### Dataset rows
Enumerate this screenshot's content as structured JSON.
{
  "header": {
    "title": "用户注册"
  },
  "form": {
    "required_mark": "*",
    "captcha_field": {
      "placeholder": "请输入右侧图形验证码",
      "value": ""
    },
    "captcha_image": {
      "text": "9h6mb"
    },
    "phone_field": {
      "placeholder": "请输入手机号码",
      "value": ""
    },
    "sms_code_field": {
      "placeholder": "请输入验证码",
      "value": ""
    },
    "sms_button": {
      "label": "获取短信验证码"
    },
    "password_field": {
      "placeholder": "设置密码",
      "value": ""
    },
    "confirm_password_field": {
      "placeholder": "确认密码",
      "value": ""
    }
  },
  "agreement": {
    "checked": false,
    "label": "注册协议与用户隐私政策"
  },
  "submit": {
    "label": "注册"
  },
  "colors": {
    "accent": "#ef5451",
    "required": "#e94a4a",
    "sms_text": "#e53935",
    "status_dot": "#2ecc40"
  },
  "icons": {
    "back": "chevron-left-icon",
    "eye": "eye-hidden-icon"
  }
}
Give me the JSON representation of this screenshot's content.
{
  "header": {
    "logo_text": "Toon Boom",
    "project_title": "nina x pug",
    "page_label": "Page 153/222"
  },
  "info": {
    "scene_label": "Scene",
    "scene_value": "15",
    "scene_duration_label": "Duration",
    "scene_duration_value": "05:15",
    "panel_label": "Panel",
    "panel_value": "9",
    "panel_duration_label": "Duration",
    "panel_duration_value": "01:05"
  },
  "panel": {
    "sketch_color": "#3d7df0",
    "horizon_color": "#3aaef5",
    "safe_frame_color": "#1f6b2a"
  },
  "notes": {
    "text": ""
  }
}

### What to do
Copy each line of the listing that includes "content".

### Answer in full
Enumerate this screenshot's content as structured JSON.
Give me the JSON representation of this screenshot's content.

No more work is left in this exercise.